### Information shown
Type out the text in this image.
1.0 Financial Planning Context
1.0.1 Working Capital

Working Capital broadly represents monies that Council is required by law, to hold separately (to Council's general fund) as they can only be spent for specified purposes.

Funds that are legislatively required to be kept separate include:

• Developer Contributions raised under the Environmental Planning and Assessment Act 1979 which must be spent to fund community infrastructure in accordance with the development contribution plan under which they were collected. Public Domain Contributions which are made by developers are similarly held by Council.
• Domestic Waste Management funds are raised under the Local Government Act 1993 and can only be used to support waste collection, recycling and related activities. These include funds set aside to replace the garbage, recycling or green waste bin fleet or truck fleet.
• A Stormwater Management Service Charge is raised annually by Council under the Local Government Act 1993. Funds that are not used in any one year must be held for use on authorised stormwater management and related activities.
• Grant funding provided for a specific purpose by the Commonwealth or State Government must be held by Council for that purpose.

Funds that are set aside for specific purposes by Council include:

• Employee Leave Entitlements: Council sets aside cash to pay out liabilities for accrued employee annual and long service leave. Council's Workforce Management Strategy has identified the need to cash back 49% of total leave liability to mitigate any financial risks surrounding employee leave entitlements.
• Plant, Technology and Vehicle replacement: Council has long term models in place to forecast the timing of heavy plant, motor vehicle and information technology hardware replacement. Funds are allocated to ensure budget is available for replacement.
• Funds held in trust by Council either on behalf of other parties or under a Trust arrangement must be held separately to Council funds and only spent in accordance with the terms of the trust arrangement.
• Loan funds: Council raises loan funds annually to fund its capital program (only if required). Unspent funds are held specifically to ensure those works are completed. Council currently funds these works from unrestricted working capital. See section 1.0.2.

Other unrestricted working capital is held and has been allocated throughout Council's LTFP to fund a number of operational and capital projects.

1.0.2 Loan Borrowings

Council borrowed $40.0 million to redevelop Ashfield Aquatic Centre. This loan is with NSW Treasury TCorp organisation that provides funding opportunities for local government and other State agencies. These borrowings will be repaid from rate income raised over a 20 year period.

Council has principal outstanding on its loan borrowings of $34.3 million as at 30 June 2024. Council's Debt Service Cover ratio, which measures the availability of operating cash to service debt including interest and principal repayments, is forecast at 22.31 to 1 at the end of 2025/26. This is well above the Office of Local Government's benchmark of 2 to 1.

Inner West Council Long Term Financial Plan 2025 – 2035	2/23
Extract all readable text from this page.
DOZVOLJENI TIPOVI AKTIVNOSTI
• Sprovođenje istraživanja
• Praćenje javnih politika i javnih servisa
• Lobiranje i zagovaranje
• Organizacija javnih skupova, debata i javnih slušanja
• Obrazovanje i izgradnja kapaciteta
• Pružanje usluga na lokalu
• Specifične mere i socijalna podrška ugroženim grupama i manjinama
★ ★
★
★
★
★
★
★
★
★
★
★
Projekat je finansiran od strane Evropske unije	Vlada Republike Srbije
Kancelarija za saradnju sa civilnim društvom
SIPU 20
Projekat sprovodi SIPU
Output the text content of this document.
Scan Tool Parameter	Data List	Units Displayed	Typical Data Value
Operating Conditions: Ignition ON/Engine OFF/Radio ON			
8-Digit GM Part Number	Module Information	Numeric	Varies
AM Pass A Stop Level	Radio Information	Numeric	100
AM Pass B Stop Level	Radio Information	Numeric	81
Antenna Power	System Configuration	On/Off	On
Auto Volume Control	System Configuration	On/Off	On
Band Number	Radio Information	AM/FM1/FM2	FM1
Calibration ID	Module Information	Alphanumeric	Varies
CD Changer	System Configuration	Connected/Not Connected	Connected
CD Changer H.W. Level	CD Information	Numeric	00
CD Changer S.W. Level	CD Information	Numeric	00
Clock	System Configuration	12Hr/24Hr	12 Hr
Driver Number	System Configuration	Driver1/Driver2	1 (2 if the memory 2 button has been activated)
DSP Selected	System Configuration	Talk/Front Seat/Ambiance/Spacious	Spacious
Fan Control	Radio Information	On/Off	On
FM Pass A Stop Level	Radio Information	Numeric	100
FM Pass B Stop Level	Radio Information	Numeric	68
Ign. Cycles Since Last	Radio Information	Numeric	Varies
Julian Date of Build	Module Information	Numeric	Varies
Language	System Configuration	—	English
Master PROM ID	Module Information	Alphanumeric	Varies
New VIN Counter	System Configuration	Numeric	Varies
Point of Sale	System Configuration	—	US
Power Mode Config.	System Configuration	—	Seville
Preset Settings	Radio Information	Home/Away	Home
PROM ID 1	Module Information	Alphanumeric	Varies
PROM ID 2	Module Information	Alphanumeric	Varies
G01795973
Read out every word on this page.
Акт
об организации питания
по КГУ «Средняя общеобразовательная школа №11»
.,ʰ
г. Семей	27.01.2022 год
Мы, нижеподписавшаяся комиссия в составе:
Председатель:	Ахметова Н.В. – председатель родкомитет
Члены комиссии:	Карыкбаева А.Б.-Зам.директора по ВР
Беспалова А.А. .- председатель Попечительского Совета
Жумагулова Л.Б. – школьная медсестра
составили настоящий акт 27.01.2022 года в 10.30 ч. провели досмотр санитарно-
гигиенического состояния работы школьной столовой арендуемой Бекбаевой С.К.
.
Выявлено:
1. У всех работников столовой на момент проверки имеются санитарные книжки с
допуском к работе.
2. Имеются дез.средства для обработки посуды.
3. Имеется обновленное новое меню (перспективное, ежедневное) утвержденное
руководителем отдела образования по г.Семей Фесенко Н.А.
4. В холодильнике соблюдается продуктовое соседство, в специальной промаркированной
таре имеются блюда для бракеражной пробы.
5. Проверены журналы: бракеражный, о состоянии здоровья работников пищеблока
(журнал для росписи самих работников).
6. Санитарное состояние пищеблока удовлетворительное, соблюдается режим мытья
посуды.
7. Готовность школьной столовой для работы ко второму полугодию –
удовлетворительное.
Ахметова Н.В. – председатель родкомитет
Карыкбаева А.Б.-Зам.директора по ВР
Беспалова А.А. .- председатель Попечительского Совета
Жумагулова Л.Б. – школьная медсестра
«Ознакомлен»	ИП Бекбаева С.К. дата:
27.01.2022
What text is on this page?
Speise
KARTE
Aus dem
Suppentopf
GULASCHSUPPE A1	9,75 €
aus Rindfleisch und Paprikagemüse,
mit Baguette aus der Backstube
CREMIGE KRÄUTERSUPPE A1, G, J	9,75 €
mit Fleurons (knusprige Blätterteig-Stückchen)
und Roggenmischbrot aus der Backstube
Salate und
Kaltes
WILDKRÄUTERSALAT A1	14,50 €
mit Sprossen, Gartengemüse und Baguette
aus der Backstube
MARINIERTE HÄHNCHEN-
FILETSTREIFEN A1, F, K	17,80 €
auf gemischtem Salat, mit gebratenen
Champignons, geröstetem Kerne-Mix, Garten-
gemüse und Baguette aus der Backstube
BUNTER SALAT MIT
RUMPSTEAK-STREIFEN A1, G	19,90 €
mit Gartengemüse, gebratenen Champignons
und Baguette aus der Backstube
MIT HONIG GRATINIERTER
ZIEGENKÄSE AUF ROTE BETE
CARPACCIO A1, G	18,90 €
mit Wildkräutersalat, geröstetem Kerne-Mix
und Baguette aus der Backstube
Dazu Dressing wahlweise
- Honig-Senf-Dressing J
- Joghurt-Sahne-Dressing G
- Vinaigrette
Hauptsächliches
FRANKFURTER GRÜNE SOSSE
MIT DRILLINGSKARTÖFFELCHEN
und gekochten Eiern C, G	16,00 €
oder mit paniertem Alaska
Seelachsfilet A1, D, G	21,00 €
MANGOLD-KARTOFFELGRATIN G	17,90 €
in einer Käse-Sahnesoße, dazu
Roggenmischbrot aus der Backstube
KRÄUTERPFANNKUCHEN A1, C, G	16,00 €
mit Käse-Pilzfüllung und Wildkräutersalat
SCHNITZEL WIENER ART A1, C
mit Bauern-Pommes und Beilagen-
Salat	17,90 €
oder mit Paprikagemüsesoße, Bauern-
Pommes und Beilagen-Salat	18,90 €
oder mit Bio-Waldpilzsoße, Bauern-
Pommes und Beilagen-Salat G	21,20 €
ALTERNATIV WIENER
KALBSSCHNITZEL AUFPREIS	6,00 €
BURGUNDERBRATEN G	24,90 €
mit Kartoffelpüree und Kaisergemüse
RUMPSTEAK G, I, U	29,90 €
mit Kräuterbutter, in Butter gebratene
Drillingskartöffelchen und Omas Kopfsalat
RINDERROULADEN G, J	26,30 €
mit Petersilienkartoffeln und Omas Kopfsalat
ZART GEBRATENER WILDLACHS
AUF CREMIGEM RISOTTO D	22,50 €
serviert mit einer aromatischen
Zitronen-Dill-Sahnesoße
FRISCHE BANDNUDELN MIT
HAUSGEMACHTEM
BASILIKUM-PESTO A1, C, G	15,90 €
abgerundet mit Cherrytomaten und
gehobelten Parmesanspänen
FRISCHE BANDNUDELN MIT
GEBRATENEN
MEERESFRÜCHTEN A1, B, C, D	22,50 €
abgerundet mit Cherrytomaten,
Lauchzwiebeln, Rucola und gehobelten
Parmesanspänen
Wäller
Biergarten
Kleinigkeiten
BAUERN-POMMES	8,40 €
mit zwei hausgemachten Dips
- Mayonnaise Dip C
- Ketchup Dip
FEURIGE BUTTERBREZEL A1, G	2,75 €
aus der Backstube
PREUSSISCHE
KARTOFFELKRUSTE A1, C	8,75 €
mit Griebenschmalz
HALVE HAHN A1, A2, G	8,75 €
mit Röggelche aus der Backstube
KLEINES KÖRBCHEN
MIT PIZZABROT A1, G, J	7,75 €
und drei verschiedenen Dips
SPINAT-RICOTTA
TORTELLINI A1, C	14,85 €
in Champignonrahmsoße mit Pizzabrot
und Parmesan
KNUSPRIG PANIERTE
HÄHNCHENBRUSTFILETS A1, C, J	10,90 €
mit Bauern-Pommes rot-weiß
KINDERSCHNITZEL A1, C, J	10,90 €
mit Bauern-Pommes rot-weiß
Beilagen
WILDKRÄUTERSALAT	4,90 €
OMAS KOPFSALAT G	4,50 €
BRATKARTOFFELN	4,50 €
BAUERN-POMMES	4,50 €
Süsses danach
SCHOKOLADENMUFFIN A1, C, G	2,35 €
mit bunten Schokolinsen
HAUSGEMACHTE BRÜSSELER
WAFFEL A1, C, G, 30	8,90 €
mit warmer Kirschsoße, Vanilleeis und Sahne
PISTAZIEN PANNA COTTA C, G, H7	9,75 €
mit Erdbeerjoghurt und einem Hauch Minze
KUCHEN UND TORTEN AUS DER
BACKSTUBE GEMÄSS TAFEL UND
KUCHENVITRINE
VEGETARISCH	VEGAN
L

### Direction
Using the listing above, pull out all lines that hold the word "Roggenmischbrot".

### Written response
und Roggenmischbrot aus der Backstube
Roggenmischbrot aus der Backstube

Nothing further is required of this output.